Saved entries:
──────
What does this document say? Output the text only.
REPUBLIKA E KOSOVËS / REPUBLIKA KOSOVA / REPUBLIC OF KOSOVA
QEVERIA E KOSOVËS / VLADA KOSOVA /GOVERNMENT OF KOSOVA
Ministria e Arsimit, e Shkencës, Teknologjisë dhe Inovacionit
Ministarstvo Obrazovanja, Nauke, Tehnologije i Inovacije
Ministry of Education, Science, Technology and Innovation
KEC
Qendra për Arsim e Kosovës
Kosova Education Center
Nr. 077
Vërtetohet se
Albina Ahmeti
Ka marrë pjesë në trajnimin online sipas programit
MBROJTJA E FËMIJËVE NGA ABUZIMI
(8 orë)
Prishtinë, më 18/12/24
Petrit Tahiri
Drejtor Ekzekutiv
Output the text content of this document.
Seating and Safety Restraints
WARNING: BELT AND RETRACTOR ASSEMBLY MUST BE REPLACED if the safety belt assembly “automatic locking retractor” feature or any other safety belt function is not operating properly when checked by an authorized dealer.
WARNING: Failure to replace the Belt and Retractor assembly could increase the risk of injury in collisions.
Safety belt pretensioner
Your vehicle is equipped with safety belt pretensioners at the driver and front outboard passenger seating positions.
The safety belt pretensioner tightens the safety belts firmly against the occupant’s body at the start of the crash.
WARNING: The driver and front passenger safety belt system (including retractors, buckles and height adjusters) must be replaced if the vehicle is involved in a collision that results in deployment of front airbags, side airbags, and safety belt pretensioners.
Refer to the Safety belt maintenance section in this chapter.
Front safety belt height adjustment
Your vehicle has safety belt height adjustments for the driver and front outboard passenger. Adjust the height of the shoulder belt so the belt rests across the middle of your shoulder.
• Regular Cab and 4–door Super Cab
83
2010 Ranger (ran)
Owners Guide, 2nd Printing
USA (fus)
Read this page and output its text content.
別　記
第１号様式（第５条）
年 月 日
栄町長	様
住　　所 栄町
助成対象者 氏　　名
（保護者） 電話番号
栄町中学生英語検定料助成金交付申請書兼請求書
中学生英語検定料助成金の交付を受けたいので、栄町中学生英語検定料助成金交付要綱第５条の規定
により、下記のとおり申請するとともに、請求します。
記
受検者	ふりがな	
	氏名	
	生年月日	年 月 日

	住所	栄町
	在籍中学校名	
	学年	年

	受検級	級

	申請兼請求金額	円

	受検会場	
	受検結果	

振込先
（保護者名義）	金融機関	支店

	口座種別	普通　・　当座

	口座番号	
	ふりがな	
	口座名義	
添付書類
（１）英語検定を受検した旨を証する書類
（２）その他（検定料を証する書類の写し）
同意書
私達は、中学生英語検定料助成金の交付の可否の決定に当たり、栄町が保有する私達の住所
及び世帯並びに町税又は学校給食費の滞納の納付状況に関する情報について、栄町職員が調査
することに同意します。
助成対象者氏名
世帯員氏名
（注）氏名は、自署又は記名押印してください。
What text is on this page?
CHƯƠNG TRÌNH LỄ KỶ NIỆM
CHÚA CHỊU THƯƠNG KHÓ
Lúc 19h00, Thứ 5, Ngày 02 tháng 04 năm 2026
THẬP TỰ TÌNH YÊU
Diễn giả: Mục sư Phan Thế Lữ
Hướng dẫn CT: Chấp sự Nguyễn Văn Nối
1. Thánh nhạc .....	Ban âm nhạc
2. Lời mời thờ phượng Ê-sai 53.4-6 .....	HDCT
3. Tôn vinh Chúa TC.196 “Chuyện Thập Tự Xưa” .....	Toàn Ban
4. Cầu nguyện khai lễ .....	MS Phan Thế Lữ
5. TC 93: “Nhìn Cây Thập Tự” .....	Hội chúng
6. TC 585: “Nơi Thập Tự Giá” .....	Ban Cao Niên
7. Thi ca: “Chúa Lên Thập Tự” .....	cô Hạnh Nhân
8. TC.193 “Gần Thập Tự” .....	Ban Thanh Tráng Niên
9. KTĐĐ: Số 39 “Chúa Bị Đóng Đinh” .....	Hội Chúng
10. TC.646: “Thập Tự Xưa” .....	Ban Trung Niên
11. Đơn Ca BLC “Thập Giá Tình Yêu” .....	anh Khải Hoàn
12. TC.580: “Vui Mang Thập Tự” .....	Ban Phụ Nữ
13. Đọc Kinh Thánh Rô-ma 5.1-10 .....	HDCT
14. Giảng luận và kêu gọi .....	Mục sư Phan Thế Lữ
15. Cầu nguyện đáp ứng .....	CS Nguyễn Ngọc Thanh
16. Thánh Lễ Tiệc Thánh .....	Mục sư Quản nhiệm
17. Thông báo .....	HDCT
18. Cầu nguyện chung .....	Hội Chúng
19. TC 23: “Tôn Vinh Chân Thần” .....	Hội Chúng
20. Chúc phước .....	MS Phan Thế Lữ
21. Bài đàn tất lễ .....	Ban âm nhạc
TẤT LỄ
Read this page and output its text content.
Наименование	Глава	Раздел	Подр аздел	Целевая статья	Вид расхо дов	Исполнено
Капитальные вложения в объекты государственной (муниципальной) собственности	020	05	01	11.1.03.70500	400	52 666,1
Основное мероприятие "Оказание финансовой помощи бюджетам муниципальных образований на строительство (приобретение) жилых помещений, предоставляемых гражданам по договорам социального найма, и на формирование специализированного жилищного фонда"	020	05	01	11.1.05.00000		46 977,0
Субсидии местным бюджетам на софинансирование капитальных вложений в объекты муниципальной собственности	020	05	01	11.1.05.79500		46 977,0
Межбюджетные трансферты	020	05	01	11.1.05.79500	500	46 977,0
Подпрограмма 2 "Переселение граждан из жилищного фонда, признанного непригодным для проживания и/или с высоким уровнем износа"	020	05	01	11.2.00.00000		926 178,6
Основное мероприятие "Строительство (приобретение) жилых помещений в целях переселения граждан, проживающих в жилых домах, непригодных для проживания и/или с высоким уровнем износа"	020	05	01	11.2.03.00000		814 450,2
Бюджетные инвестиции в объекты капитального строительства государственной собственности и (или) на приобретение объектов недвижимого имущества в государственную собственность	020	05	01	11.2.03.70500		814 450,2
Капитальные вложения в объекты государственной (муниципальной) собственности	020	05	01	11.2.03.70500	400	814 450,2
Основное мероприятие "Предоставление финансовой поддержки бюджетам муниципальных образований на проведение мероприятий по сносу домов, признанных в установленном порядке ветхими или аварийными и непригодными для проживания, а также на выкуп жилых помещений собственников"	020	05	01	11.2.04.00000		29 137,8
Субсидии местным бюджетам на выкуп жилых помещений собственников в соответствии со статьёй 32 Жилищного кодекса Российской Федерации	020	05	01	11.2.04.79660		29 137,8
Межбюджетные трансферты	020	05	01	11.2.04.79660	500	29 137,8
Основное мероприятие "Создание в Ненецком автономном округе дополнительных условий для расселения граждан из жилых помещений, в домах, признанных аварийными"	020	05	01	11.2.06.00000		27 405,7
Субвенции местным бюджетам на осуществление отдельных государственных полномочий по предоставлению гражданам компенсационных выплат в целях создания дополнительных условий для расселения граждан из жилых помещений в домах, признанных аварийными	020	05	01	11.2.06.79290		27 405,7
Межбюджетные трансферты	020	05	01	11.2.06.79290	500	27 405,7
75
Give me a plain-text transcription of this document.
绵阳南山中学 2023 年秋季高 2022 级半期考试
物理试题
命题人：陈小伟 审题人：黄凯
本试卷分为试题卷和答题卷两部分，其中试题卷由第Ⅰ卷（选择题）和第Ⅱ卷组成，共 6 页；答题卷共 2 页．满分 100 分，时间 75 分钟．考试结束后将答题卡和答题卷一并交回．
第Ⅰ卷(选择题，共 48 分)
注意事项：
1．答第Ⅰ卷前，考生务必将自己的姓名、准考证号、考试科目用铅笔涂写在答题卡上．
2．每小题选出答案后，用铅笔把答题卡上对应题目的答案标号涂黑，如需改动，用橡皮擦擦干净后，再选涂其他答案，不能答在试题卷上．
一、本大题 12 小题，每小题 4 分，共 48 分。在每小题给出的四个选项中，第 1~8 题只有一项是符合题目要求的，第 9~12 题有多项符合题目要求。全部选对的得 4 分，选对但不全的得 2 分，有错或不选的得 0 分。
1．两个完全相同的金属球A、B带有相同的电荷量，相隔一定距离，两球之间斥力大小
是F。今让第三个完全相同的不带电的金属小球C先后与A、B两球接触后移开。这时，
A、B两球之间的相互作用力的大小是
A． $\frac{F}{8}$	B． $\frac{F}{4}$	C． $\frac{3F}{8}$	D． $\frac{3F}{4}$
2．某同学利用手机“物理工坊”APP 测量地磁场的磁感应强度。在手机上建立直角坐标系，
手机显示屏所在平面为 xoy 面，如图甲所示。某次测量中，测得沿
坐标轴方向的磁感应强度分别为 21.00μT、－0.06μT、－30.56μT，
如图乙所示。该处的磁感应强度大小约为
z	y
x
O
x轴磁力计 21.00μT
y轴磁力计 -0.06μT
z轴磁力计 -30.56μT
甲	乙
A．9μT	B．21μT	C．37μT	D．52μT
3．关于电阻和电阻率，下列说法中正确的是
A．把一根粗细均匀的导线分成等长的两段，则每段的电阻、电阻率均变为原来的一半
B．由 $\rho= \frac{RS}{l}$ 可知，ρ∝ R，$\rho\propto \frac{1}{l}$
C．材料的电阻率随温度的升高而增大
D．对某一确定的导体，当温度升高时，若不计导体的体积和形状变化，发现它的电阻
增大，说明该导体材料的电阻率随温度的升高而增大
──────
Your objective: Please extract exactly, and only, the lines from the line containing "Give me a plain-text" through the last line of the records.

Answer to this task:
Give me a plain-text transcription of this document.
绵阳南山中学 2023 年秋季高 2022 级半期考试
物理试题
命题人：陈小伟 审题人：黄凯
本试卷分为试题卷和答题卷两部分，其中试题卷由第Ⅰ卷（选择题）和第Ⅱ卷组成，共 6 页；答题卷共 2 页．满分 100 分，时间 75 分钟．考试结束后将答题卡和答题卷一并交回．
第Ⅰ卷(选择题，共 48 分)
注意事项：
1．答第Ⅰ卷前，考生务必将自己的姓名、准考证号、考试科目用铅笔涂写在答题卡上．
2．每小题选出答案后，用铅笔把答题卡上对应题目的答案标号涂黑，如需改动，用橡皮擦擦干净后，再选涂其他答案，不能答在试题卷上．
一、本大题 12 小题，每小题 4 分，共 48 分。在每小题给出的四个选项中，第 1~8 题只有一项是符合题目要求的，第 9~12 题有多项符合题目要求。全部选对的得 4 分，选对但不全的得 2 分，有错或不选的得 0 分。
1．两个完全相同的金属球A、B带有相同的电荷量，相隔一定距离，两球之间斥力大小
是F。今让第三个完全相同的不带电的金属小球C先后与A、B两球接触后移开。这时，
A、B两球之间的相互作用力的大小是
A． $\frac{F}{8}$	B． $\frac{F}{4}$	C． $\frac{3F}{8}$	D． $\frac{3F}{4}$
2．某同学利用手机“物理工坊”APP 测量地磁场的磁感应强度。在手机上建立直角坐标系，
手机显示屏所在平面为 xoy 面，如图甲所示。某次测量中，测得沿
坐标轴方向的磁感应强度分别为 21.00μT、－0.06μT、－30.56μT，
如图乙所示。该处的磁感应强度大小约为
z	y
x
O
x轴磁力计 21.00μT
y轴磁力计 -0.06μT
z轴磁力计 -30.56μT
甲	乙
A．9μT	B．21μT	C．37μT	D．52μT
3．关于电阻和电阻率，下列说法中正确的是
A．把一根粗细均匀的导线分成等长的两段，则每段的电阻、电阻率均变为原来的一半
B．由 $\rho= \frac{RS}{l}$ 可知，ρ∝ R，$\rho\propto \frac{1}{l}$
C．材料的电阻率随温度的升高而增大
D．对某一确定的导体，当温度升高时，若不计导体的体积和形状变化，发现它的电阻
增大，说明该导体材料的电阻率随温度的升高而增大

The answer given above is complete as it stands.